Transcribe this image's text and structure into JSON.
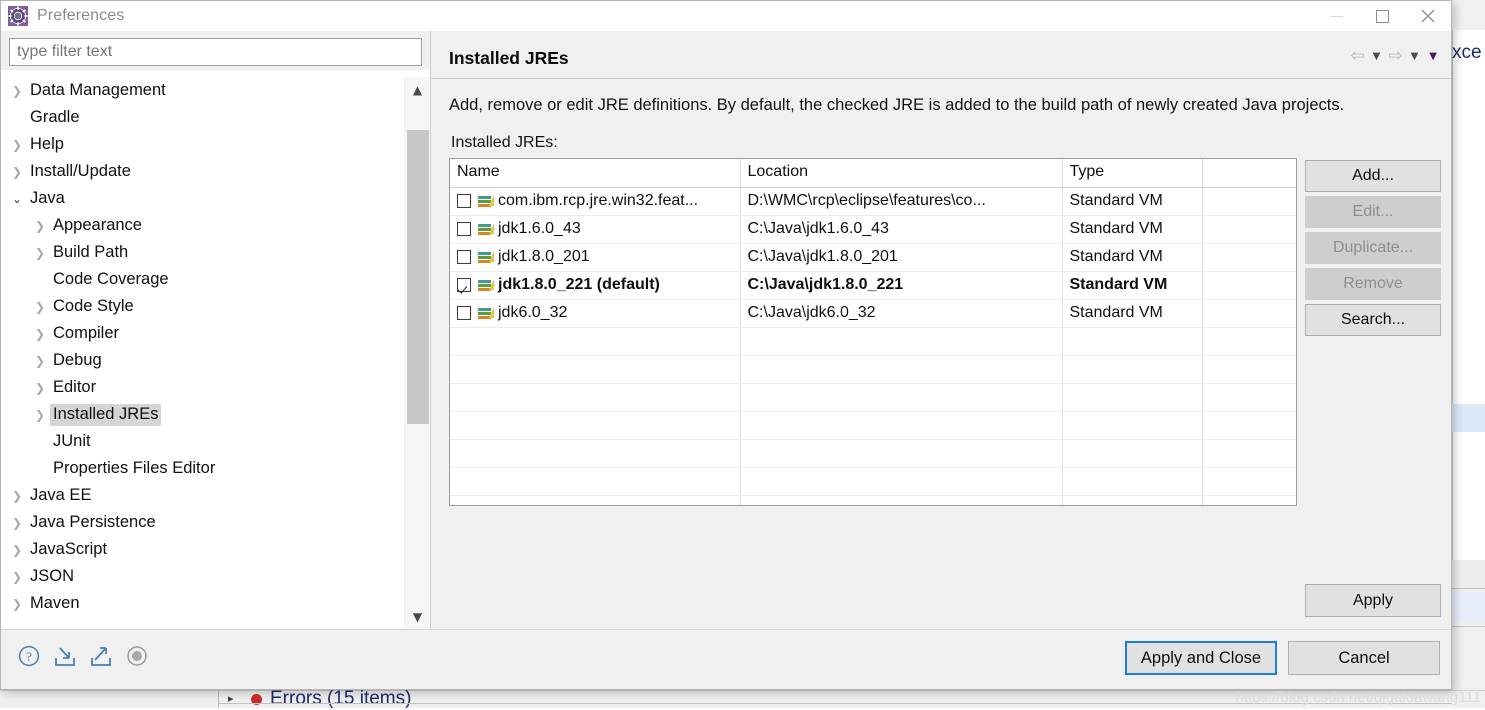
{
  "window": {
    "title": "Preferences",
    "app_icon": "gear-icon",
    "controls": {
      "minimize": "minimize-icon",
      "maximize": "maximize-icon",
      "close": "close-icon"
    }
  },
  "filter": {
    "placeholder": "type filter text",
    "value": ""
  },
  "tree": {
    "items": [
      {
        "label": "Data Management",
        "depth": 0,
        "state": "collapsed",
        "selected": false
      },
      {
        "label": "Gradle",
        "depth": 0,
        "state": "leaf",
        "selected": false
      },
      {
        "label": "Help",
        "depth": 0,
        "state": "collapsed",
        "selected": false
      },
      {
        "label": "Install/Update",
        "depth": 0,
        "state": "collapsed",
        "selected": false
      },
      {
        "label": "Java",
        "depth": 0,
        "state": "expanded",
        "selected": false
      },
      {
        "label": "Appearance",
        "depth": 1,
        "state": "collapsed",
        "selected": false
      },
      {
        "label": "Build Path",
        "depth": 1,
        "state": "collapsed",
        "selected": false
      },
      {
        "label": "Code Coverage",
        "depth": 1,
        "state": "leaf",
        "selected": false
      },
      {
        "label": "Code Style",
        "depth": 1,
        "state": "collapsed",
        "selected": false
      },
      {
        "label": "Compiler",
        "depth": 1,
        "state": "collapsed",
        "selected": false
      },
      {
        "label": "Debug",
        "depth": 1,
        "state": "collapsed",
        "selected": false
      },
      {
        "label": "Editor",
        "depth": 1,
        "state": "collapsed",
        "selected": false
      },
      {
        "label": "Installed JREs",
        "depth": 1,
        "state": "collapsed",
        "selected": true
      },
      {
        "label": "JUnit",
        "depth": 1,
        "state": "leaf",
        "selected": false
      },
      {
        "label": "Properties Files Editor",
        "depth": 1,
        "state": "leaf",
        "selected": false
      },
      {
        "label": "Java EE",
        "depth": 0,
        "state": "collapsed",
        "selected": false
      },
      {
        "label": "Java Persistence",
        "depth": 0,
        "state": "collapsed",
        "selected": false
      },
      {
        "label": "JavaScript",
        "depth": 0,
        "state": "collapsed",
        "selected": false
      },
      {
        "label": "JSON",
        "depth": 0,
        "state": "collapsed",
        "selected": false
      },
      {
        "label": "Maven",
        "depth": 0,
        "state": "collapsed",
        "selected": false
      }
    ],
    "scroll_up_glyph": "chevron-up-icon",
    "scroll_down_glyph": "chevron-down-icon"
  },
  "page": {
    "title": "Installed JREs",
    "description": "Add, remove or edit JRE definitions. By default, the checked JRE is added to the build path of newly created Java projects.",
    "list_label": "Installed JREs:",
    "nav": {
      "back": "arrow-left-icon",
      "back_menu": "chevron-down-icon",
      "forward": "arrow-right-icon",
      "forward_menu": "chevron-down-icon",
      "overflow_menu": "chevron-down-icon"
    }
  },
  "table": {
    "columns": [
      "Name",
      "Location",
      "Type",
      ""
    ],
    "rows": [
      {
        "checked": false,
        "name": "com.ibm.rcp.jre.win32.feat...",
        "location": "D:\\WMC\\rcp\\eclipse\\features\\co...",
        "type": "Standard VM",
        "extra": "",
        "is_default": false
      },
      {
        "checked": false,
        "name": "jdk1.6.0_43",
        "location": "C:\\Java\\jdk1.6.0_43",
        "type": "Standard VM",
        "extra": "",
        "is_default": false
      },
      {
        "checked": false,
        "name": "jdk1.8.0_201",
        "location": "C:\\Java\\jdk1.8.0_201",
        "type": "Standard VM",
        "extra": "",
        "is_default": false
      },
      {
        "checked": true,
        "name": "jdk1.8.0_221 (default)",
        "location": "C:\\Java\\jdk1.8.0_221",
        "type": "Standard VM",
        "extra": "",
        "is_default": true
      },
      {
        "checked": false,
        "name": "jdk6.0_32",
        "location": "C:\\Java\\jdk6.0_32",
        "type": "Standard VM",
        "extra": "",
        "is_default": false
      }
    ],
    "empty_row_count": 7
  },
  "side_buttons": [
    {
      "label": "Add...",
      "enabled": true
    },
    {
      "label": "Edit...",
      "enabled": false
    },
    {
      "label": "Duplicate...",
      "enabled": false
    },
    {
      "label": "Remove",
      "enabled": false
    },
    {
      "label": "Search...",
      "enabled": true
    }
  ],
  "apply_button": {
    "label": "Apply"
  },
  "footer": {
    "icons": [
      {
        "name": "help-icon"
      },
      {
        "name": "import-icon"
      },
      {
        "name": "export-icon"
      },
      {
        "name": "restore-defaults-icon"
      }
    ],
    "apply_and_close": "Apply and Close",
    "cancel": "Cancel",
    "focused_button": "Apply and Close",
    "focus_color": "#1f7fd4"
  },
  "background": {
    "edge_text": "xce",
    "problems_text": "Errors (15 items)",
    "problems_arrow": "▸"
  },
  "watermark": "https://blog.csdn.net/qigaidawang111",
  "colors": {
    "dialog_bg": "#f0f0f0",
    "pane_bg": "#ffffff",
    "selection": "#d5d5d5",
    "focus_blue": "#1f7fd4",
    "button_face": "#e1e1e1",
    "button_disabled": "#cecece",
    "error_red": "#cf2a2a",
    "ide_text_blue": "#1b2c6b"
  }
}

⁂

* **Written instruction**: Leave the images out, please, and restate each line word for word.

* **Result of the exercise**:
Transcribe this image's text and structure into JSON.
{
  "window": {
    "title": "Preferences",
    "app_icon": "gear-icon",
    "controls": {
      "minimize": "minimize-icon",
      "maximize": "maximize-icon",
      "close": "close-icon"
    }
  },
  "filter": {
    "placeholder": "type filter text",
    "value": ""
  },
  "tree": {
    "items": [
      {
        "label": "Data Management",
        "depth": 0,
        "state": "collapsed",
        "selected": false
      },
      {
        "label": "Gradle",
        "depth": 0,
        "state": "leaf",
        "selected": false
      },
      {
        "label": "Help",
        "depth": 0,
        "state": "collapsed",
        "selected": false
      },
      {
        "label": "Install/Update",
        "depth": 0,
        "state": "collapsed",
        "selected": false
      },
      {
        "label": "Java",
        "depth": 0,
        "state": "expanded",
        "selected": false
      },
      {
        "label": "Appearance",
        "depth": 1,
        "state": "collapsed",
        "selected": false
      },
      {
        "label": "Build Path",
        "depth": 1,
        "state": "collapsed",
        "selected": false
      },
      {
        "label": "Code Coverage",
        "depth": 1,
        "state": "leaf",
        "selected": false
      },
      {
        "label": "Code Style",
        "depth": 1,
        "state": "collapsed",
        "selected": false
      },
      {
        "label": "Compiler",
        "depth": 1,
        "state": "collapsed",
        "selected": false
      },
      {
        "label": "Debug",
        "depth": 1,
        "state": "collapsed",
        "selected": false
      },
      {
        "label": "Editor",
        "depth": 1,
        "state": "collapsed",
        "selected": false
      },
      {
        "label": "Installed JREs",
        "depth": 1,
        "state": "collapsed",
        "selected": true
      },
      {
        "label": "JUnit",
        "depth": 1,
        "state": "leaf",
        "selected": false
      },
      {
        "label": "Properties Files Editor",
        "depth": 1,
        "state": "leaf",
        "selected": false
      },
      {
        "label": "Java EE",
        "depth": 0,
        "state": "collapsed",
        "selected": false
      },
      {
        "label": "Java Persistence",
        "depth": 0,
        "state": "collapsed",
        "selected": false
      },
      {
        "label": "JavaScript",
        "depth": 0,
        "state": "collapsed",
        "selected": false
      },
      {
        "label": "JSON",
        "depth": 0,
        "state": "collapsed",
        "selected": false
      },
      {
        "label": "Maven",
        "depth": 0,
        "state": "collapsed",
        "selected": false
      }
    ],
    "scroll_up_glyph": "chevron-up-icon",
    "scroll_down_glyph": "chevron-down-icon"
  },
  "page": {
    "title": "Installed JREs",
    "description": "Add, remove or edit JRE definitions. By default, the checked JRE is added to the build path of newly created Java projects.",
    "list_label": "Installed JREs:",
    "nav": {
      "back": "arrow-left-icon",
      "back_menu": "chevron-down-icon",
      "forward": "arrow-right-icon",
      "forward_menu": "chevron-down-icon",
      "overflow_menu": "chevron-down-icon"
    }
  },
  "table": {
    "columns": [
      "Name",
      "Location",
      "Type",
      ""
    ],
    "rows": [
      {
        "checked": false,
        "name": "com.ibm.rcp.jre.win32.feat...",
        "location": "D:\\WMC\\rcp\\eclipse\\features\\co...",
        "type": "Standard VM",
        "extra": "",
        "is_default": false
      },
      {
        "checked": false,
        "name": "jdk1.6.0_43",
        "location": "C:\\Java\\jdk1.6.0_43",
        "type": "Standard VM",
        "extra": "",
        "is_default": false
      },
      {
        "checked": false,
        "name": "jdk1.8.0_201",
        "location": "C:\\Java\\jdk1.8.0_201",
        "type": "Standard VM",
        "extra": "",
        "is_default": false
      },
      {
        "checked": true,
        "name": "jdk1.8.0_221 (default)",
        "location": "C:\\Java\\jdk1.8.0_221",
        "type": "Standard VM",
        "extra": "",
        "is_default": true
      },
      {
        "checked": false,
        "name": "jdk6.0_32",
        "location": "C:\\Java\\jdk6.0_32",
        "type": "Standard VM",
        "extra": "",
        "is_default": false
      }
    ],
    "empty_row_count": 7
  },
  "side_buttons": [
    {
      "label": "Add...",
      "enabled": true
    },
    {
      "label": "Edit...",
      "enabled": false
    },
    {
      "label": "Duplicate...",
      "enabled": false
    },
    {
      "label": "Remove",
      "enabled": false
    },
    {
      "label": "Search...",
      "enabled": true
    }
  ],
  "apply_button": {
    "label": "Apply"
  },
  "footer": {
    "icons": [
      {
        "name": "help-icon"
      },
      {
        "name": "import-icon"
      },
      {
        "name": "export-icon"
      },
      {
        "name": "restore-defaults-icon"
      }
    ],
    "apply_and_close": "Apply and Close",
    "cancel": "Cancel",
    "focused_button": "Apply and Close",
    "focus_color": "#1f7fd4"
  },
  "background": {
    "edge_text": "xce",
    "problems_text": "Errors (15 items)",
    "problems_arrow": "▸"
  },
  "watermark": "https://blog.csdn.net/qigaidawang111",
  "colors": {
    "dialog_bg": "#f0f0f0",
    "pane_bg": "#ffffff",
    "selection": "#d5d5d5",
    "focus_blue": "#1f7fd4",
    "button_face": "#e1e1e1",
    "button_disabled": "#cecece",
    "error_red": "#cf2a2a",
    "ide_text_blue": "#1b2c6b"
  }
}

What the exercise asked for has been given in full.